■ TASK REQUIREMENTS
All of the listing below must be repeated word for word. Pictures are the only thing to omit.

(Records about charts and figures)
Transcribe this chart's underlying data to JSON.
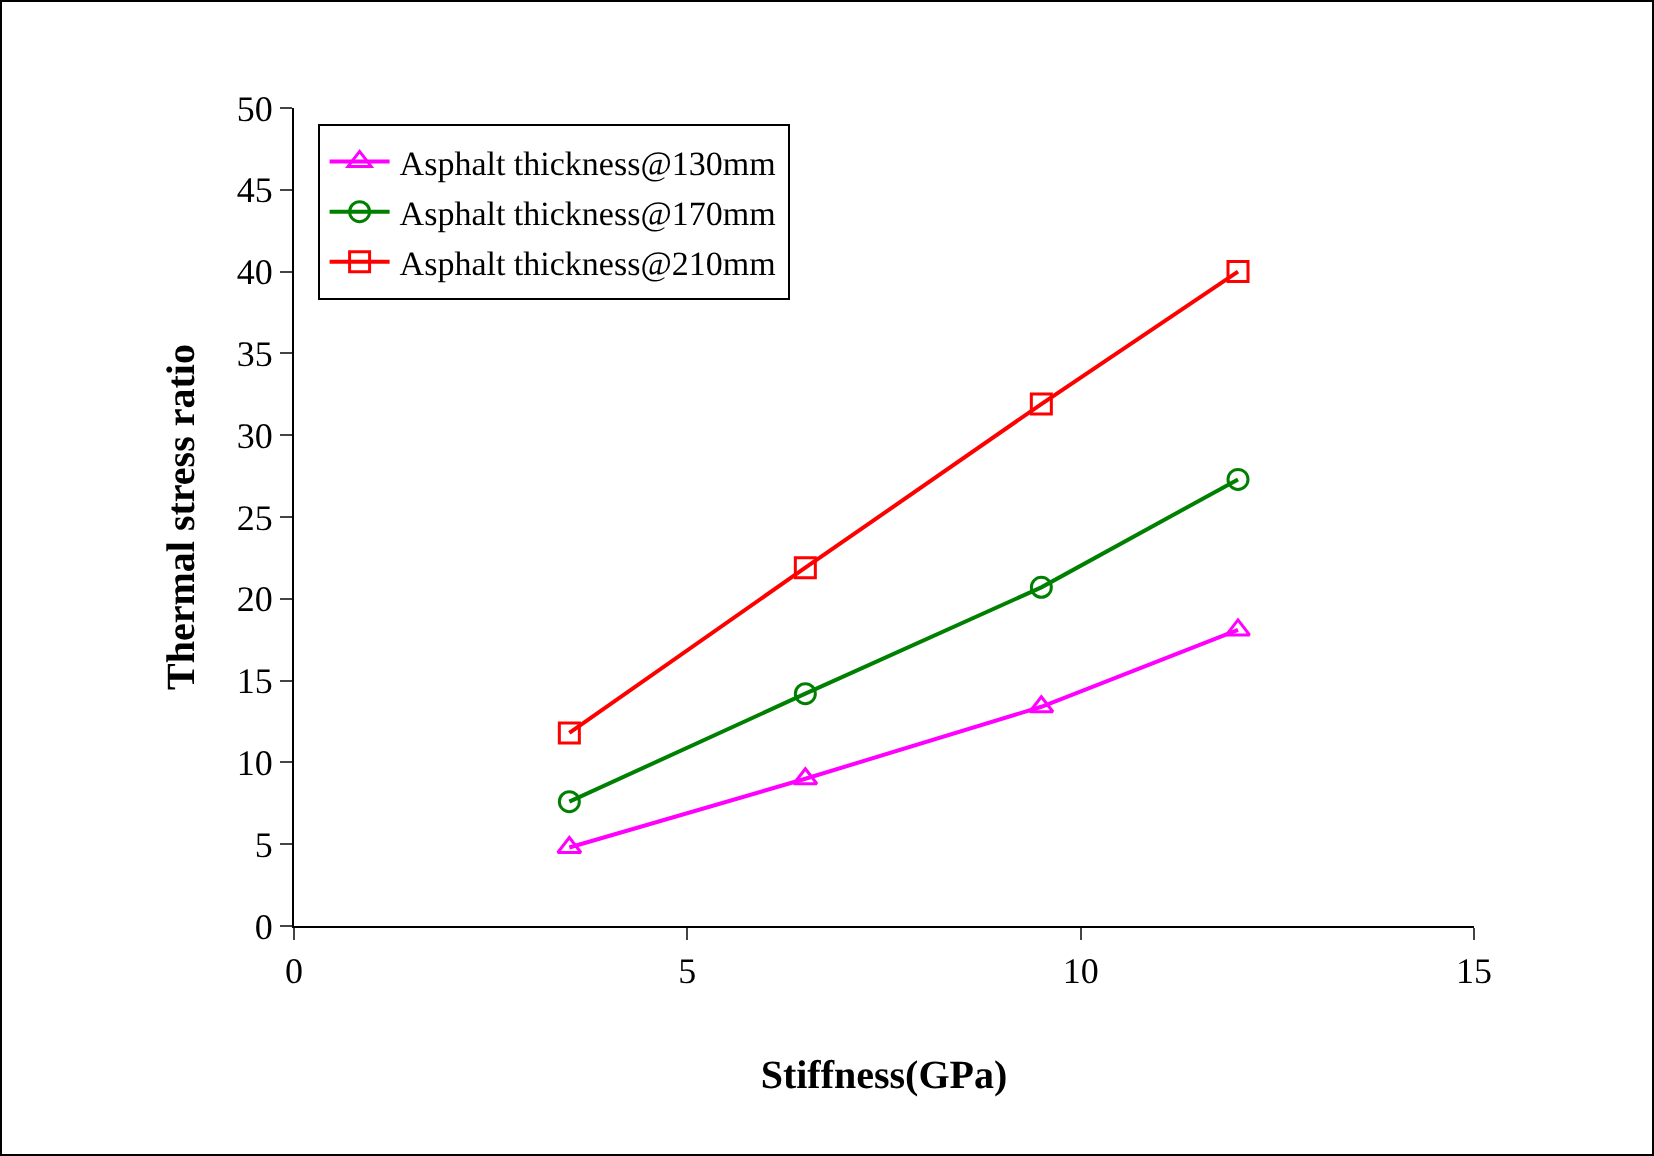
{
  "chart_data": {
    "type": "line",
    "xlabel": "Stiffness(GPa)",
    "ylabel": "Thermal stress ratio",
    "xlim": [
      0,
      15
    ],
    "xticks": [
      0,
      5,
      10,
      15
    ],
    "ylim": [
      0,
      50
    ],
    "yticks": [
      0,
      5,
      10,
      15,
      20,
      25,
      30,
      35,
      40,
      45,
      50
    ],
    "grid": false,
    "legend": "top left",
    "line_style": "solid",
    "series": [
      {
        "name": "Asphalt thickness@130mm",
        "color": "#ff00ff",
        "marker": "triangle",
        "x": [
          3.5,
          6.5,
          9.5,
          12
        ],
        "values": [
          4.8,
          9.0,
          13.4,
          18.1
        ]
      },
      {
        "name": "Asphalt thickness@170mm",
        "color": "#008000",
        "marker": "circle",
        "x": [
          3.5,
          6.5,
          9.5,
          12
        ],
        "values": [
          7.6,
          14.2,
          20.7,
          27.3
        ]
      },
      {
        "name": "Asphalt thickness@210mm",
        "color": "#ff0000",
        "marker": "square",
        "x": [
          3.5,
          6.5,
          9.5,
          12
        ],
        "values": [
          11.8,
          21.9,
          31.9,
          40.0
        ]
      }
    ]
  }
}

■ TASK RESULT
Transcribe this chart's underlying data to JSON.
{
  "chart_data": {
    "type": "line",
    "xlabel": "Stiffness(GPa)",
    "ylabel": "Thermal stress ratio",
    "xlim": [
      0,
      15
    ],
    "xticks": [
      0,
      5,
      10,
      15
    ],
    "ylim": [
      0,
      50
    ],
    "yticks": [
      0,
      5,
      10,
      15,
      20,
      25,
      30,
      35,
      40,
      45,
      50
    ],
    "grid": false,
    "legend": "top left",
    "line_style": "solid",
    "series": [
      {
        "name": "Asphalt thickness@130mm",
        "color": "#ff00ff",
        "marker": "triangle",
        "x": [
          3.5,
          6.5,
          9.5,
          12
        ],
        "values": [
          4.8,
          9.0,
          13.4,
          18.1
        ]
      },
      {
        "name": "Asphalt thickness@170mm",
        "color": "#008000",
        "marker": "circle",
        "x": [
          3.5,
          6.5,
          9.5,
          12
        ],
        "values": [
          7.6,
          14.2,
          20.7,
          27.3
        ]
      },
      {
        "name": "Asphalt thickness@210mm",
        "color": "#ff0000",
        "marker": "square",
        "x": [
          3.5,
          6.5,
          9.5,
          12
        ],
        "values": [
          11.8,
          21.9,
          31.9,
          40.0
        ]
      }
    ]
  }
}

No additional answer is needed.